#### Task input:

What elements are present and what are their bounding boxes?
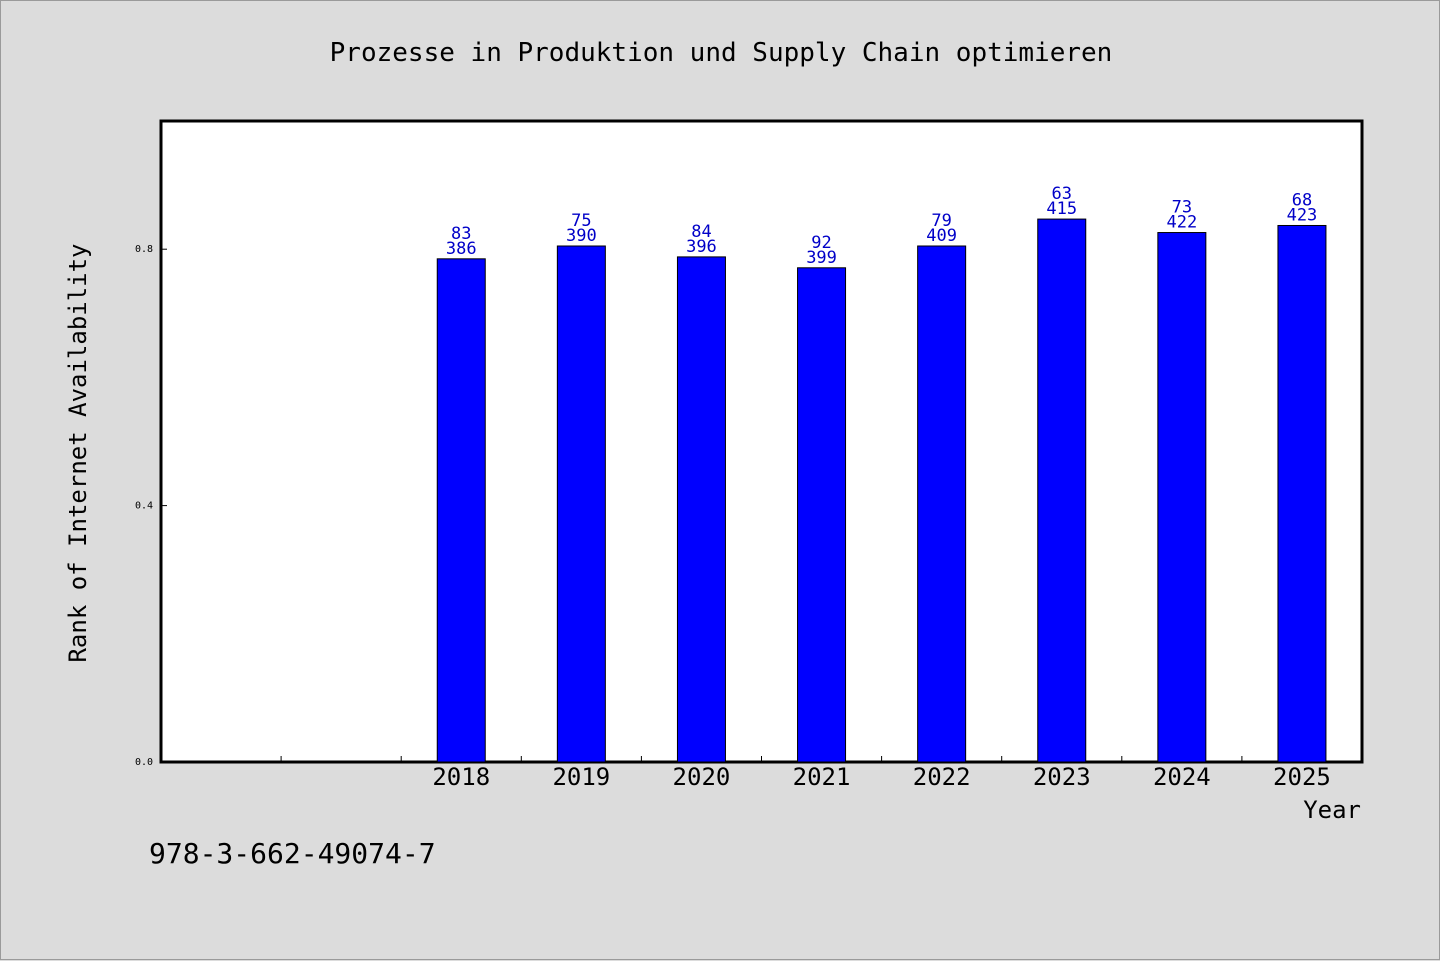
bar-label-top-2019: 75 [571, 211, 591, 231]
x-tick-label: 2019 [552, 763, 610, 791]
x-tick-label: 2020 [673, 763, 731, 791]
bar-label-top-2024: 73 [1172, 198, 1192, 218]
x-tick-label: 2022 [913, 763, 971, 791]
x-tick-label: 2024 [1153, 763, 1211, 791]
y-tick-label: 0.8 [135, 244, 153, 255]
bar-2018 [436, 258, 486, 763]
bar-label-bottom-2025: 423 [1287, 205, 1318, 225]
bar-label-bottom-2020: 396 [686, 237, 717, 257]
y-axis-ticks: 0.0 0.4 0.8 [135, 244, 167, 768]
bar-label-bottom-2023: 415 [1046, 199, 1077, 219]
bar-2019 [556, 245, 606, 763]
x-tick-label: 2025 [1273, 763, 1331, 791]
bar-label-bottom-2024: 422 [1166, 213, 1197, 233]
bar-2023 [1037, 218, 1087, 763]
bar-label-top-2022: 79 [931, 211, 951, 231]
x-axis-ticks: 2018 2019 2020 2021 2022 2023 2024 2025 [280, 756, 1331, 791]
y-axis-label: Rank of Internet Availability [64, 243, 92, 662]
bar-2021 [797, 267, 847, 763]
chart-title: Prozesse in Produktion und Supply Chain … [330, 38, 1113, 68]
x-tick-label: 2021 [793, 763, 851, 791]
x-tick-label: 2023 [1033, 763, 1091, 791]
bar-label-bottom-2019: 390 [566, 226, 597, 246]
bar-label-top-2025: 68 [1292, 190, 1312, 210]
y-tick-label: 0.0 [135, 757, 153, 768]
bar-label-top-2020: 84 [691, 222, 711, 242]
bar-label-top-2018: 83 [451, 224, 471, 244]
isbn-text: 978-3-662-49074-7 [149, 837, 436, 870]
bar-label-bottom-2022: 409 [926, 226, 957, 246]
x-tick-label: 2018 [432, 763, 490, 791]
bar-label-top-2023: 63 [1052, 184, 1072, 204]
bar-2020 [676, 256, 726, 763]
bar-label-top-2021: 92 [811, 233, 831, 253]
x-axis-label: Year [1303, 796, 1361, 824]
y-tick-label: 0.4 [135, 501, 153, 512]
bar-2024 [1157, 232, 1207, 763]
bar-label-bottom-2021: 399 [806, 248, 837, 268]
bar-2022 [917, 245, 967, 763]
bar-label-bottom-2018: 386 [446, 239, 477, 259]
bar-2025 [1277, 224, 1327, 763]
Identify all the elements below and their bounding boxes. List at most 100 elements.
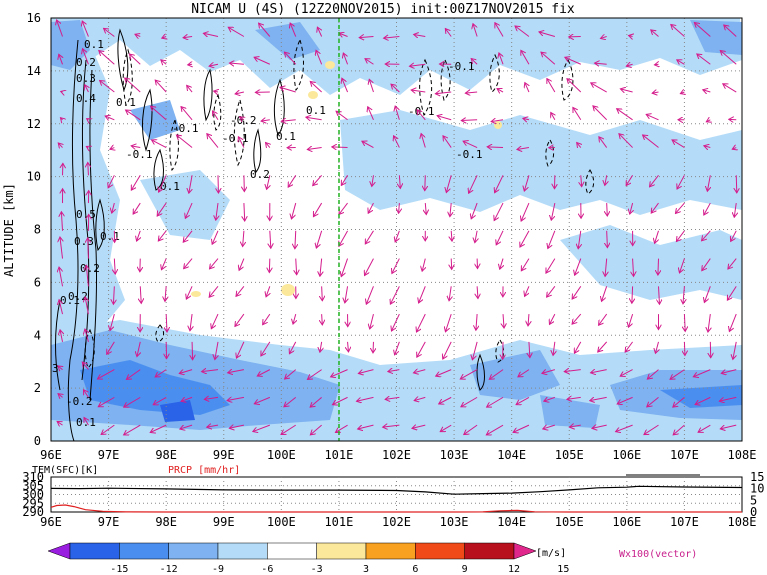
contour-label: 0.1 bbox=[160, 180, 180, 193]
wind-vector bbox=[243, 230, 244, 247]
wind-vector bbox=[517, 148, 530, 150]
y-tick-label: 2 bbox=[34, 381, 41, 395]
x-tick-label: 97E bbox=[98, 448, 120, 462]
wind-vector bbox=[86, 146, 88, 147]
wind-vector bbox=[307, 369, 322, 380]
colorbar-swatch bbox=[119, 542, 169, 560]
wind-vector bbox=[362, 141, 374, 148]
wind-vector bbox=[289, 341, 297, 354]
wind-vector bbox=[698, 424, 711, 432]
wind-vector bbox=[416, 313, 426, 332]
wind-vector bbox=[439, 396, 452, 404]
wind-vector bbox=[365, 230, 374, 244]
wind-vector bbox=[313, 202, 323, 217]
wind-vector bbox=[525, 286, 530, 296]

#### What this task involves:
Copy out every line of the data from the one containing "contour-label: 0.1 bbox=[160, 180, 180, 193]" down to the one containing "wind-vector bbox=[439, 396, 452, 404]", including both of those lines, with no changes.

#### Expected output:
contour-label: 0.1 bbox=[160, 180, 180, 193]
wind-vector bbox=[243, 230, 244, 247]
wind-vector bbox=[517, 148, 530, 150]
y-tick-label: 2 bbox=[34, 381, 41, 395]
x-tick-label: 97E bbox=[98, 448, 120, 462]
wind-vector bbox=[86, 146, 88, 147]
wind-vector bbox=[307, 369, 322, 380]
colorbar-swatch bbox=[119, 542, 169, 560]
wind-vector bbox=[362, 141, 374, 148]
wind-vector bbox=[289, 341, 297, 354]
wind-vector bbox=[698, 424, 711, 432]
wind-vector bbox=[416, 313, 426, 332]
wind-vector bbox=[439, 396, 452, 404]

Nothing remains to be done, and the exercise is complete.